TASK REQUIREMENTS: Reproduce the listing below without changes, except that pictures are left out.

MATERIAL PROVIDED:
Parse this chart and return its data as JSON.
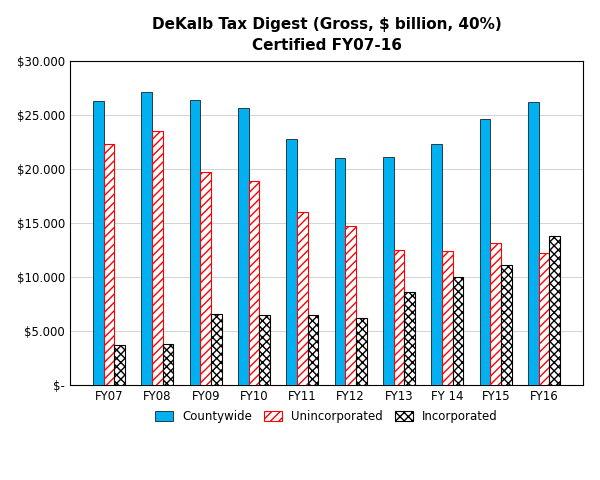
{
  "title": "DeKalb Tax Digest (Gross, $ billion, 40%)\nCertified FY07-16",
  "categories": [
    "FY07",
    "FY08",
    "FY09",
    "FY10",
    "FY11",
    "FY12",
    "FY13",
    "FY 14",
    "FY15",
    "FY16"
  ],
  "countywide": [
    26300,
    27100,
    26400,
    25600,
    22800,
    21000,
    21100,
    22300,
    24600,
    26200
  ],
  "unincorporated": [
    22300,
    23500,
    19700,
    18900,
    16000,
    14700,
    12500,
    12400,
    13100,
    12200
  ],
  "incorporated": [
    3700,
    3800,
    6600,
    6500,
    6500,
    6200,
    8600,
    10000,
    11100,
    13800
  ],
  "ylim": [
    0,
    30000
  ],
  "yticks": [
    0,
    5000,
    10000,
    15000,
    20000,
    25000,
    30000
  ],
  "bar_color_countywide": "#00B0F0",
  "background_color": "#FFFFFF",
  "title_fontsize": 11,
  "legend_labels": [
    "Countywide",
    "Unincorporated",
    "Incorporated"
  ],
  "bar_width": 0.22,
  "figsize": [
    6.0,
    4.8
  ],
  "dpi": 100
}
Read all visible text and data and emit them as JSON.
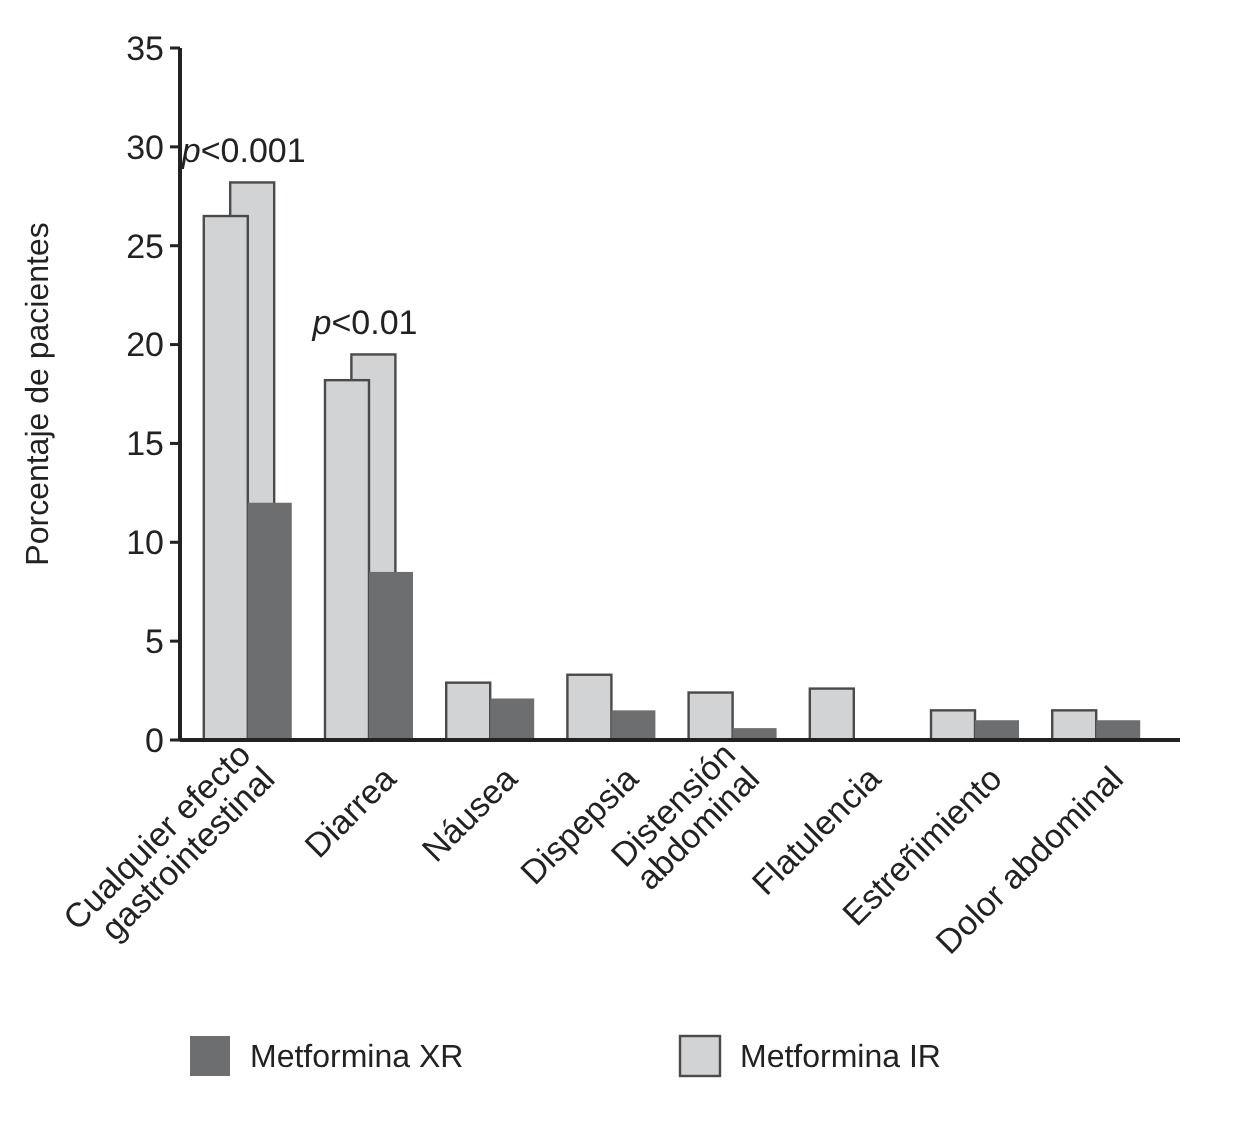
{
  "chart_data": {
    "type": "bar",
    "ylabel": "Porcentaje de pacientes",
    "categories": [
      "Cualquier efecto\ngastrointestinal",
      "Diarrea",
      "Náusea",
      "Dispepsia",
      "Distensión\nabdominal",
      "Flatulencia",
      "Estreñimiento",
      "Dolor abdominal"
    ],
    "series": [
      {
        "name": "Metformina IR",
        "color": "#d2d3d5",
        "values": [
          28.2,
          19.5,
          2.9,
          3.3,
          2.4,
          2.6,
          1.5,
          1.5
        ]
      },
      {
        "color": "#d2d3d5",
        "values": [
          26.5,
          18.2,
          null,
          null,
          null,
          null,
          null,
          null
        ]
      },
      {
        "name": "Metformina XR",
        "color": "#6d6e70",
        "values": [
          12.0,
          8.5,
          2.1,
          1.5,
          0.6,
          null,
          1.0,
          1.0
        ]
      }
    ],
    "ylim": [
      0,
      35
    ],
    "yticks": [
      0,
      5,
      10,
      15,
      20,
      25,
      30,
      35
    ],
    "grid": false,
    "legend": "bottom",
    "annotations": [
      "p<0.001",
      "p<0.01"
    ]
  }
}
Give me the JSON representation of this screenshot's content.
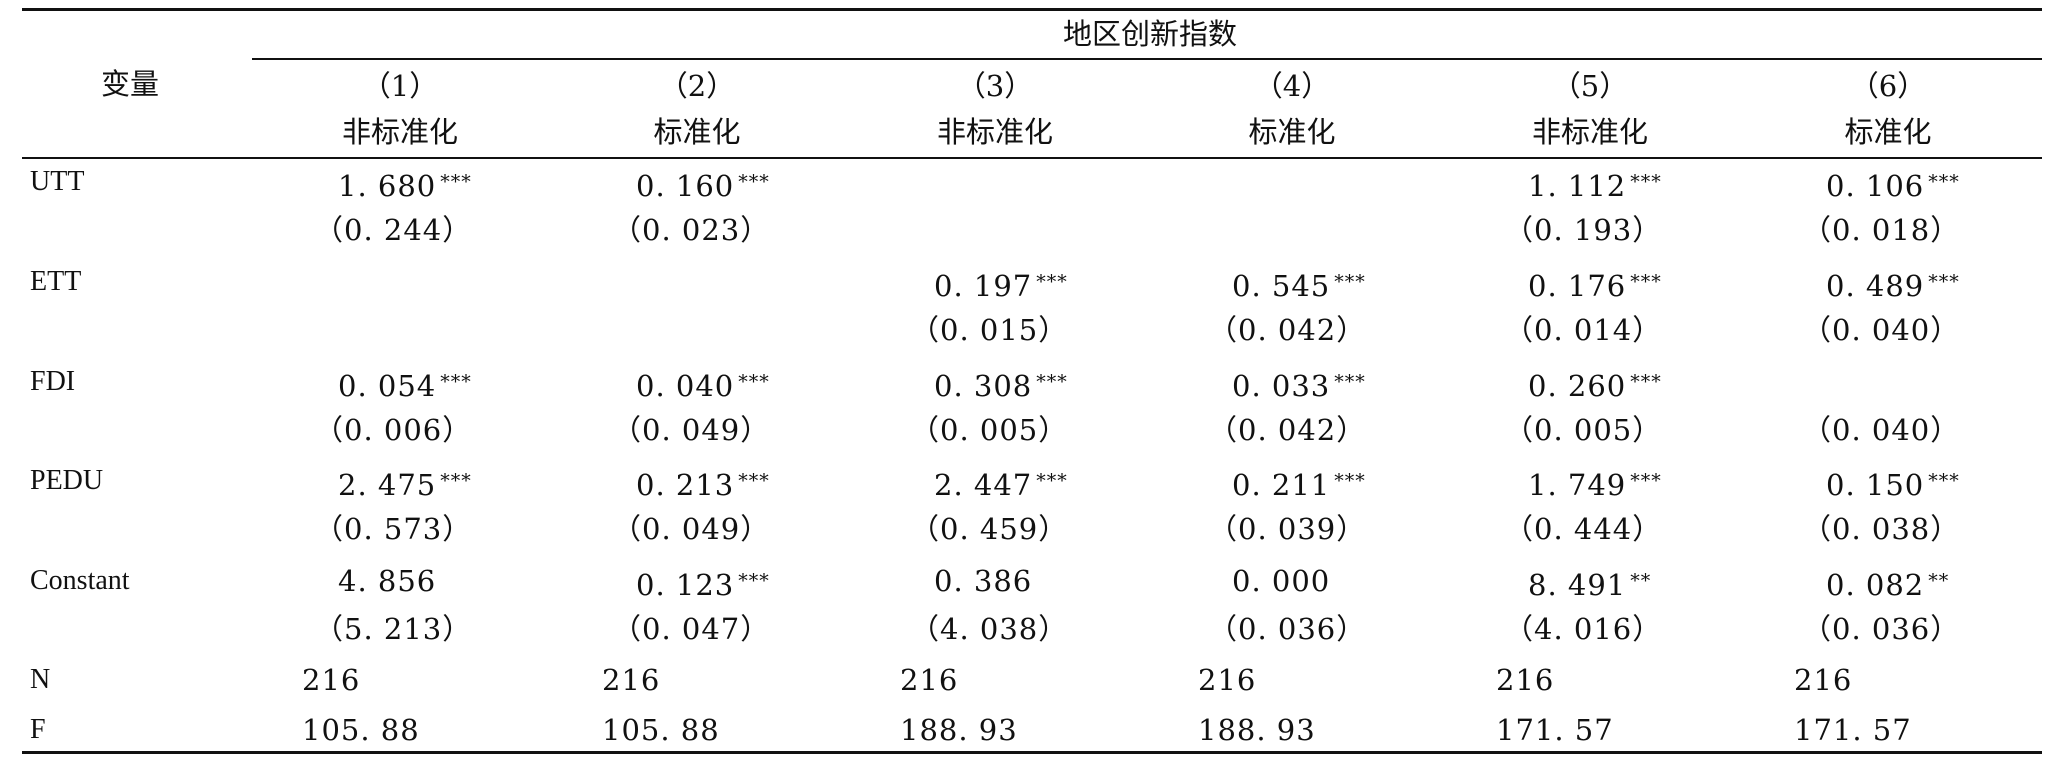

EXPECTED OUTPUT:
Parse this chart and return its data as JSON.
{
  "title": "DeKalb Tax Digest (Gross, $ billion, 40%)\nCertified FY07-16",
  "categories": [
    "FY07",
    "FY08",
    "FY09",
    "FY10",
    "FY11",
    "FY12",
    "FY13",
    "FY 14",
    "FY15",
    "FY16"
  ],
  "countywide": [
    26300,
    27100,
    26400,
    25600,
    22800,
    21000,
    21100,
    22300,
    24600,
    26200
  ],
  "unincorporated": [
    22300,
    23500,
    19700,
    18900,
    16000,
    14700,
    12500,
    12400,
    13100,
    12200
  ],
  "incorporated": [
    3700,
    3800,
    6600,
    6500,
    6500,
    6200,
    8600,
    10000,
    11100,
    13800
  ],
  "ylim": [
    0,
    30000
  ],
  "yticks": [
    0,
    5000,
    10000,
    15000,
    20000,
    25000,
    30000
  ],
  "bar_color_countywide": "#00B0F0",
  "background_color": "#FFFFFF",
  "title_fontsize": 11,
  "legend_labels": [
    "Countywide",
    "Unincorporated",
    "Incorporated"
  ],
  "bar_width": 0.22,
  "figsize": [
    6.0,
    4.8
  ],
  "dpi": 100
}
Read all visible text and data and emit them as JSON.
{
  "chart_data": {
    "type": "bar",
    "ylabel": "Porcentaje de pacientes",
    "categories": [
      "Cualquier efecto\ngastrointestinal",
      "Diarrea",
      "Náusea",
      "Dispepsia",
      "Distensión\nabdominal",
      "Flatulencia",
      "Estreñimiento",
      "Dolor abdominal"
    ],
    "series": [
      {
        "name": "Metformina IR",
        "color": "#d2d3d5",
        "values": [
          28.2,
          19.5,
          2.9,
          3.3,
          2.4,
          2.6,
          1.5,
          1.5
        ]
      },
      {
        "color": "#d2d3d5",
        "values": [
          26.5,
          18.2,
          null,
          null,
          null,
          null,
          null,
          null
        ]
      },
      {
        "name": "Metformina XR",
        "color": "#6d6e70",
        "values": [
          12.0,
          8.5,
          2.1,
          1.5,
          0.6,
          null,
          1.0,
          1.0
        ]
      }
    ],
    "ylim": [
      0,
      35
    ],
    "yticks": [
      0,
      5,
      10,
      15,
      20,
      25,
      30,
      35
    ],
    "grid": false,
    "legend": "bottom",
    "annotations": [
      "p<0.001",
      "p<0.01"
    ]
  }
}
Give me the JSON representation of this screenshot's content.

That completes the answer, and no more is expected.